» **Exercise requirements**:
Return the listing lines from the one containing "status-tab-closeup[interactable]: Крупный план" to the one containing "ttool-2[interactable] [439,181,461,203]", both included, reproduced character for character.

» **Extracted data entries**:
-- BEGIN --
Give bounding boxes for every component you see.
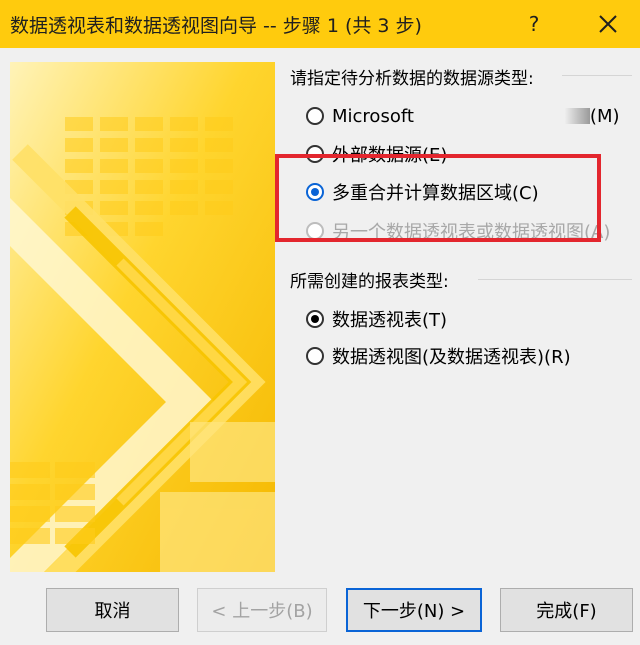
cancel-button[interactable]: 取消	[46, 588, 179, 632]
highlight-box	[275, 154, 601, 242]
close-icon	[599, 15, 617, 33]
report-group-divider	[478, 279, 632, 280]
close-button[interactable]	[584, 0, 632, 48]
report-group-label: 所需创建的报表类型:	[290, 272, 449, 292]
option-microsoft[interactable]: Microsoft (M)	[306, 102, 620, 130]
window-title: 数据透视表和数据透视图向导 -- 步骤 1 (共 3 步)	[10, 15, 422, 37]
pivot-table-graphic	[10, 62, 275, 572]
title-bar: 数据透视表和数据透视图向导 -- 步骤 1 (共 3 步) ?	[0, 0, 640, 48]
redacted-text	[419, 108, 590, 124]
option-pivot-table-label: 数据透视表(T)	[332, 310, 448, 331]
option-pivot-chart-label: 数据透视图(及数据透视表)(R)	[332, 347, 571, 368]
radio-button[interactable]	[306, 107, 324, 125]
source-group-label: 请指定待分析数据的数据源类型:	[290, 69, 534, 89]
option-microsoft-suffix: (M)	[589, 105, 620, 127]
wizard-illustration	[10, 62, 275, 572]
option-pivot-chart[interactable]: 数据透视图(及数据透视表)(R)	[306, 342, 571, 370]
source-group-divider	[562, 75, 632, 76]
finish-button[interactable]: 完成(F)	[500, 588, 633, 632]
option-pivot-table[interactable]: 数据透视表(T)	[306, 305, 447, 333]
option-microsoft-label: Microsoft	[332, 105, 414, 127]
radio-button-selected[interactable]	[306, 310, 324, 328]
help-button[interactable]: ?	[512, 0, 556, 48]
radio-button[interactable]	[306, 347, 324, 365]
back-button[interactable]: < 上一步(B)	[197, 588, 327, 632]
next-button[interactable]: 下一步(N) >	[346, 588, 482, 632]
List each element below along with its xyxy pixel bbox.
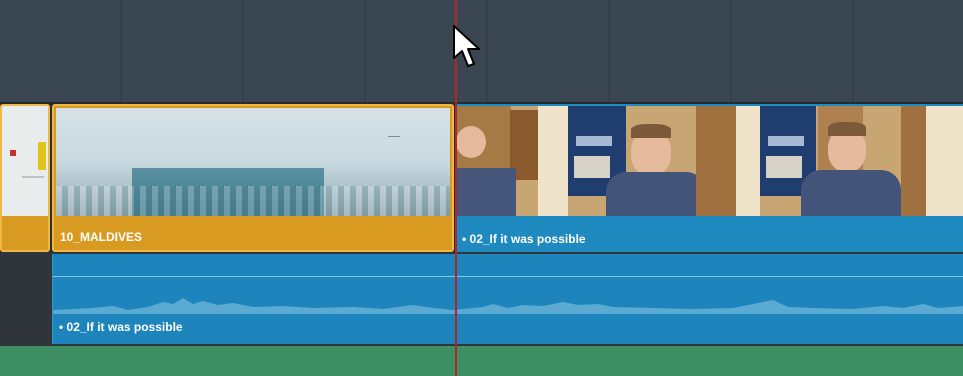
video-clip-maldives[interactable]: 10_MALDIVES: [52, 104, 454, 252]
audio-track-a1[interactable]: • 02_If it was possible: [0, 254, 963, 346]
timeline-panel[interactable]: 10_MALDIVES • 02_If it was possible • 02…: [0, 0, 963, 376]
clip-thumbnail: [56, 108, 450, 216]
video-track-v1[interactable]: 10_MALDIVES • 02_If it was possible: [0, 104, 963, 252]
audio-track-a2[interactable]: [0, 346, 963, 376]
clip-label: 10_MALDIVES: [60, 230, 143, 244]
audio-volume-line[interactable]: [53, 276, 963, 277]
clip-label: • 02_If it was possible: [462, 232, 586, 246]
video-clip-previous[interactable]: [0, 104, 50, 252]
audio-waveform: [53, 298, 963, 314]
video-clip-interview[interactable]: • 02_If it was possible: [456, 104, 963, 252]
mouse-pointer-icon: [453, 25, 480, 67]
clip-thumbnail: [2, 106, 48, 216]
audio-clip-label: • 02_If it was possible: [59, 320, 183, 334]
clip-thumbnail-strip: [456, 106, 963, 216]
audio-clip-interview[interactable]: • 02_If it was possible: [52, 254, 963, 344]
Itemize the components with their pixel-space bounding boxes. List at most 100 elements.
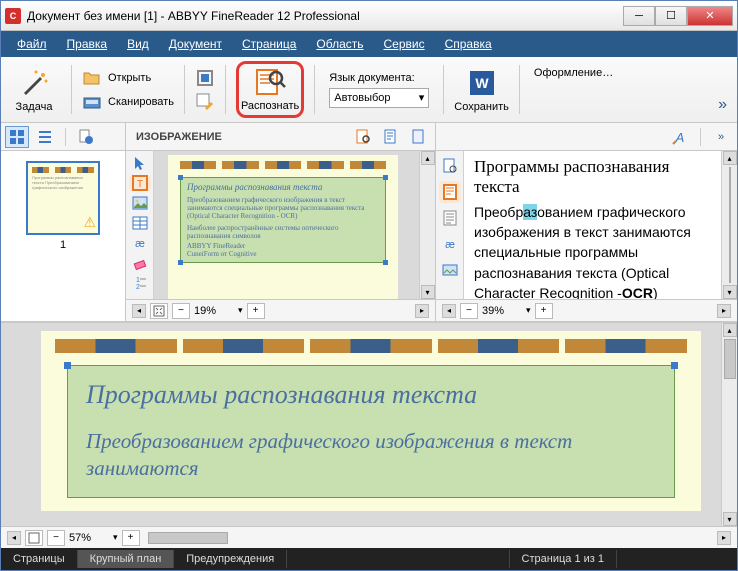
status-tab-closeup[interactable]: Крупный план [78,550,175,568]
menu-area[interactable]: Область [308,33,371,55]
text-tool-format[interactable]: A [668,126,692,148]
fit-button[interactable] [150,303,168,319]
zoom-out-button[interactable]: − [172,303,190,319]
minimize-button[interactable]: ─ [623,6,655,26]
maximize-button[interactable]: ☐ [655,6,687,26]
scroll-up-icon[interactable]: ▴ [421,151,435,165]
hscroll-right[interactable]: ▸ [717,531,731,545]
numbering-icon: 12 [132,275,148,291]
chevron-down-icon[interactable]: ▾ [526,305,531,316]
img-tool-3[interactable] [407,126,431,148]
open-button[interactable]: Открыть [82,68,174,88]
scroll-down-icon[interactable]: ▾ [421,285,435,299]
closeup-panel: Программы распознавания текста Преобразо… [1,323,737,548]
close-button[interactable]: ✕ [687,6,733,26]
hscroll-left[interactable]: ◂ [442,304,456,318]
menu-help[interactable]: Справка [437,33,500,55]
page-read-icon [383,129,399,145]
zoom-out-button[interactable]: − [47,530,65,546]
design-button[interactable]: Оформление… [534,67,613,79]
tool-table-area[interactable] [129,215,151,231]
image-zoom-value: 19% [194,305,234,317]
img-tool-1[interactable] [351,126,375,148]
menu-view[interactable]: Вид [119,33,157,55]
closeup-canvas[interactable]: Программы распознавания текста Преобразо… [1,323,721,526]
image-canvas[interactable]: Программы распознавания текста Преобразо… [154,151,419,299]
scroll-up-icon[interactable]: ▴ [723,151,737,165]
ttool-5[interactable] [439,259,461,281]
task-button[interactable]: Задача [7,61,61,118]
ttool-4[interactable]: æ [439,233,461,255]
zoom-in-button[interactable]: + [535,303,553,319]
ttool-2[interactable] [439,181,461,203]
scan-button[interactable]: Сканировать [82,92,174,112]
zoom-out-button[interactable]: − [460,303,478,319]
menu-service[interactable]: Сервис [376,33,433,55]
save-button[interactable]: W Сохранить [454,61,509,118]
window-title: Документ без имени [1] - ABBYY FineReade… [27,9,623,23]
hscroll-left[interactable]: ◂ [7,531,21,545]
img-tool-2[interactable] [379,126,403,148]
page-gear-icon [78,129,94,145]
svg-text:W: W [475,75,489,91]
closeup-heading: Программы распознавания текста [86,380,656,410]
recognize-highlight: Распознать [236,61,304,118]
tool-text-area[interactable]: T [129,175,151,191]
tool-order[interactable]: 12 [129,275,151,291]
zoom-in-button[interactable]: + [122,530,140,546]
view-list-button[interactable] [33,126,57,148]
edit-image-button[interactable] [195,68,215,88]
image-zoom-bar: ◂ − 19% ▾ + ▸ [126,299,435,321]
zoom-in-button[interactable]: + [247,303,265,319]
list-icon [37,129,53,145]
hscroll-right[interactable]: ▸ [717,304,731,318]
ttool-3[interactable] [439,207,461,229]
status-tab-warnings[interactable]: Предупреждения [174,550,287,568]
tool-special[interactable]: æ [129,235,151,251]
menu-document[interactable]: Документ [161,33,230,55]
tool-image-area[interactable] [129,195,151,211]
status-tab-pages[interactable]: Страницы [1,550,78,568]
folder-open-icon [82,68,102,88]
scanner-icon [82,92,102,112]
page-thumbnail[interactable]: Программы распознавания текста Преобразо… [26,161,100,235]
ribbon-expand[interactable]: » [714,94,731,118]
chevron-down-icon[interactable]: ▾ [113,532,118,543]
tool-cursor[interactable] [129,155,151,171]
cursor-icon [132,155,148,171]
recognize-button[interactable]: Распознать [241,66,299,112]
tool-eraser[interactable] [129,255,151,271]
chevron-down-icon: ▾ [419,91,425,104]
menu-file[interactable]: Файл [9,33,55,55]
chevron-down-icon[interactable]: ▾ [238,305,243,316]
hscroll-right[interactable]: ▸ [415,304,429,318]
fit-button[interactable] [25,530,43,546]
crop-icon [195,68,215,88]
text-vscroll[interactable]: ▴ ▾ [721,151,737,299]
text-area-icon: T [132,175,148,191]
view-thumbs-button[interactable] [5,126,29,148]
picture-icon [132,195,148,211]
scroll-up-icon[interactable]: ▴ [723,323,737,337]
svg-text:2: 2 [136,284,140,291]
menu-page[interactable]: Страница [234,33,304,55]
image-vscroll[interactable]: ▴ ▾ [419,151,435,299]
closeup-vscroll[interactable]: ▴ ▾ [721,323,737,526]
page-search-icon [442,158,458,174]
language-dropdown[interactable]: Автовыбор ▾ [329,88,429,108]
menu-edit[interactable]: Правка [59,33,116,55]
text-canvas[interactable]: Программы распознавания текста Преобразо… [464,151,721,299]
page-settings-button[interactable] [74,126,98,148]
language-label: Язык документа: [329,72,414,84]
menubar: Файл Правка Вид Документ Страница Област… [1,31,737,57]
ttool-1[interactable] [439,155,461,177]
warning-icon: ⚠ [83,214,96,231]
scroll-down-icon[interactable]: ▾ [723,285,737,299]
page-magnify-icon [355,129,371,145]
scroll-down-icon[interactable]: ▾ [723,512,737,526]
ae-icon: æ [442,236,458,252]
edit-button[interactable] [195,92,215,112]
hscroll-left[interactable]: ◂ [132,304,146,318]
text-tool-expand[interactable]: » [709,126,733,148]
app-icon: C [5,8,21,24]
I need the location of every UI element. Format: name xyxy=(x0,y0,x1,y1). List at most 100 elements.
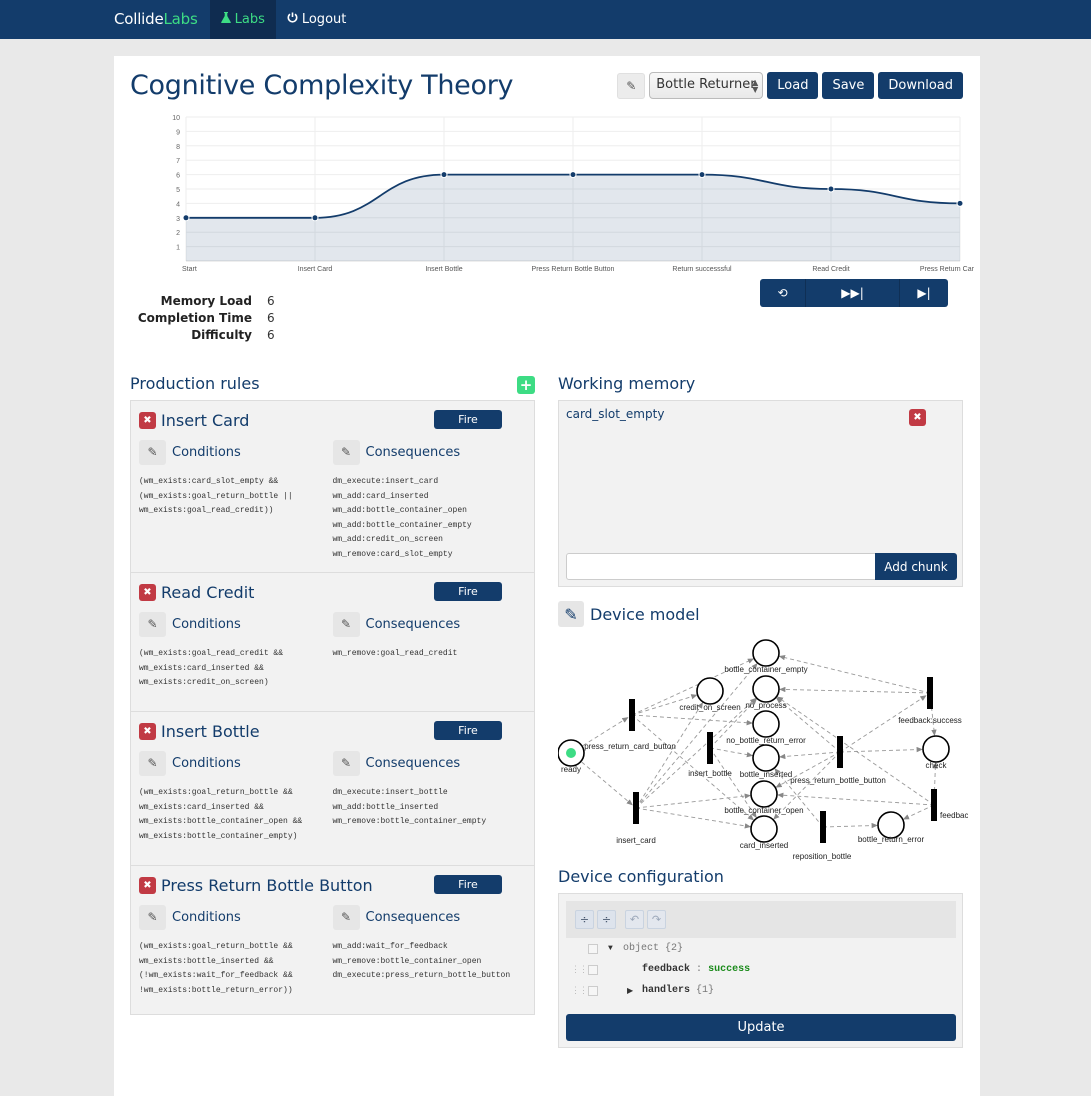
drag-handle-icon[interactable]: ⋮⋮ xyxy=(571,965,588,975)
delete-rule-button[interactable]: ✖ xyxy=(139,411,156,429)
consequences-label: Consequences xyxy=(365,444,461,460)
edit-conditions-button[interactable]: ✎ xyxy=(139,611,166,637)
transition-label: insert_card xyxy=(616,836,656,845)
download-button[interactable]: Download xyxy=(878,72,963,99)
conditions-column: ✎ Conditions (wm_exists:goal_return_bottle… xyxy=(139,750,333,844)
flask-icon xyxy=(220,0,231,39)
stat-label: Memory Load xyxy=(160,293,252,308)
reset-icon: ⟲ xyxy=(777,286,788,300)
root-label: object {2} xyxy=(623,943,684,954)
place-no-bottle-return-error xyxy=(752,710,780,738)
chunk-input[interactable] xyxy=(566,553,876,580)
edit-consequences-button[interactable]: ✎ xyxy=(332,611,360,637)
field-value[interactable]: success xyxy=(708,964,750,975)
update-button[interactable]: Update xyxy=(566,1014,956,1041)
reset-button[interactable]: ⟲ xyxy=(760,279,806,307)
power-icon xyxy=(287,0,298,39)
graph-edge xyxy=(778,654,931,694)
close-icon: ✖ xyxy=(143,879,152,891)
place-label: credit_on_screen xyxy=(679,703,740,712)
nav-item-labs[interactable]: Labs xyxy=(209,0,276,39)
edit-conditions-button[interactable]: ✎ xyxy=(139,904,166,930)
expand-triangle-icon[interactable]: ▼ xyxy=(608,944,613,953)
main-container: Cognitive Complexity Theory ✎ Bottle Ret… xyxy=(114,56,980,1096)
collapse-icon: ÷ xyxy=(601,913,612,926)
place-label: ready xyxy=(561,765,581,774)
place-bottle-inserted xyxy=(752,744,780,772)
place-label: card_inserted xyxy=(740,841,788,850)
conditions-code: (wm_exists:goal_return_bottle && wm_exis… xyxy=(139,788,303,841)
rule-card: ✖ Insert Bottle Fire ✎ Conditions (wm_exists:… xyxy=(131,712,534,866)
consequences-header: ✎ Consequences xyxy=(332,611,527,637)
remove-chunk-button[interactable]: ✖ xyxy=(909,409,926,426)
field-key: handlers xyxy=(642,985,691,996)
rule-card: ✖ Insert Card Fire ✎ Conditions (wm_exists:ca… xyxy=(131,401,534,573)
consequences-column: ✎ Consequences dm_execute:insert_card wm_a… xyxy=(332,439,527,562)
field-row: feedback : success xyxy=(642,964,751,975)
conditions-code: (wm_exists:goal_read_credit && wm_exists… xyxy=(139,649,284,687)
data-point xyxy=(698,171,706,179)
working-memory-panel: card_slot_empty ✖ Add chunk xyxy=(558,400,963,587)
brand-accent: Labs xyxy=(163,10,198,28)
nav-labs-label: Labs xyxy=(234,12,265,27)
production-rules-heading: Production rules xyxy=(130,374,260,393)
x-tick-label: Insert Bottle xyxy=(425,266,462,273)
row-checkbox[interactable] xyxy=(588,943,598,954)
y-tick-label: 8 xyxy=(176,144,180,151)
fire-button[interactable]: Fire xyxy=(434,875,502,894)
conditions-column: ✎ Conditions (wm_exists:goal_read_credit &… xyxy=(139,611,333,691)
expand-all-button[interactable]: ÷ xyxy=(575,910,594,929)
edit-conditions-button[interactable]: ✎ xyxy=(139,439,166,465)
edit-icon: ✎ xyxy=(147,910,158,924)
json-editor-toolbar: ÷ ÷ ↶ ↷ xyxy=(566,901,956,938)
delete-rule-button[interactable]: ✖ xyxy=(139,876,156,894)
device-model-header: ✎ Device model xyxy=(558,601,700,627)
edit-icon: ✎ xyxy=(340,910,352,924)
load-button[interactable]: Load xyxy=(767,72,819,99)
delete-rule-button[interactable]: ✖ xyxy=(139,583,156,601)
row-checkbox[interactable] xyxy=(588,985,598,996)
place-bottle-container-open xyxy=(750,780,778,808)
nav-item-logout[interactable]: Logout xyxy=(276,0,358,39)
conditions-column: ✎ Conditions (wm_exists:card_slot_empty &&… xyxy=(139,439,333,562)
expand-triangle-icon[interactable]: ▶ xyxy=(627,986,633,996)
edit-icon: ✎ xyxy=(147,445,158,459)
brand-logo[interactable]: CollideLabs xyxy=(114,0,198,39)
place-label: check xyxy=(926,761,948,770)
add-chunk-button[interactable]: Add chunk xyxy=(875,553,957,580)
run-all-button[interactable]: ▶▶| xyxy=(806,279,900,307)
stat-label: Completion Time xyxy=(137,310,252,325)
step-button[interactable]: ▶| xyxy=(900,279,948,307)
add-rule-button[interactable]: + xyxy=(517,376,535,394)
undo-icon: ↶ xyxy=(629,913,640,926)
place-bottle-container-empty xyxy=(752,639,780,667)
delete-rule-button[interactable]: ✖ xyxy=(139,722,156,740)
edit-consequences-button[interactable]: ✎ xyxy=(332,904,360,930)
drag-handle-icon[interactable]: ⋮⋮ xyxy=(571,986,588,996)
rule-card: ✖ Press Return Bottle Button Fire ✎ Conditio… xyxy=(131,866,534,1014)
model-select[interactable]: Bottle Returner ▲ ▼ xyxy=(649,72,764,99)
rule-columns: ✎ Conditions (wm_exists:card_slot_empty &&… xyxy=(139,439,526,562)
undo-button[interactable]: ↶ xyxy=(625,910,644,929)
place-label: bottle_inserted xyxy=(740,770,792,779)
edit-consequences-button[interactable]: ✎ xyxy=(332,750,360,776)
y-tick-label: 2 xyxy=(176,230,180,237)
stat-value: 6 xyxy=(267,293,275,308)
y-tick-label: 6 xyxy=(176,173,180,180)
fire-button[interactable]: Fire xyxy=(434,721,502,740)
save-button[interactable]: Save xyxy=(822,72,875,99)
fire-button[interactable]: Fire xyxy=(434,582,502,601)
graph-edge xyxy=(839,746,923,753)
edit-icon: ✎ xyxy=(340,445,352,459)
redo-button[interactable]: ↷ xyxy=(647,910,666,929)
row-checkbox[interactable] xyxy=(588,964,598,975)
fire-button[interactable]: Fire xyxy=(434,410,502,429)
collapse-all-button[interactable]: ÷ xyxy=(597,910,616,929)
edit-model-button[interactable]: ✎ xyxy=(617,72,646,99)
edit-device-model-button[interactable]: ✎ xyxy=(558,601,584,627)
graph-edge xyxy=(779,686,931,694)
stat-label: Difficulty xyxy=(191,327,252,342)
device-configuration-heading: Device configuration xyxy=(558,867,724,886)
edit-conditions-button[interactable]: ✎ xyxy=(139,750,166,776)
edit-consequences-button[interactable]: ✎ xyxy=(332,439,360,465)
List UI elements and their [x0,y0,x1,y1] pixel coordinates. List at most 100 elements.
-- END --
» **Task solution**:
status-tab-closeup[interactable]: Крупный план [78,550,175,568]
menu-area[interactable]: Область [308,33,371,55]
text-tool-format[interactable]: A [668,126,692,148]
fit-button[interactable] [150,303,168,319]
zoom-out-button[interactable]: − [172,303,190,319]
minimize-button[interactable]: ─ [623,6,655,26]
maximize-button[interactable]: ☐ [655,6,687,26]
scroll-up-icon[interactable]: ▴ [421,151,435,165]
hscroll-right[interactable]: ▸ [717,531,731,545]
numbering-icon: 12 [132,275,148,291]
chevron-down-icon[interactable]: ▾ [526,305,531,316]
img-tool-3[interactable] [407,126,431,148]
open-button[interactable]: Открыть [82,68,174,88]
scroll-down-icon[interactable]: ▾ [421,285,435,299]
closeup-panel: Программы распознавания текста Преобразо… [1,323,737,548]
close-button[interactable]: ✕ [687,6,733,26]
hscroll-left[interactable]: ◂ [442,304,456,318]
menu-help[interactable]: Справка [437,33,500,55]
page-read-icon [383,129,399,145]
zoom-out-button[interactable]: − [47,530,65,546]
design-button[interactable]: Оформление… [534,67,613,79]
tool-table-area[interactable] [129,215,151,231]
image-zoom-value: 19% [194,305,234,317]
img-tool-1[interactable] [351,126,375,148]
menu-view[interactable]: Вид [119,33,157,55]
closeup-canvas[interactable]: Программы распознавания текста Преобразо… [1,323,721,526]
image-canvas[interactable]: Программы распознавания текста Преобразо… [154,151,419,299]
scroll-up-icon[interactable]: ▴ [723,151,737,165]
ttool-5[interactable] [439,259,461,281]
task-button[interactable]: Задача [7,61,61,118]
ttool-4[interactable]: æ [439,233,461,255]
zoom-in-button[interactable]: + [535,303,553,319]
ttool-2[interactable] [439,181,461,203]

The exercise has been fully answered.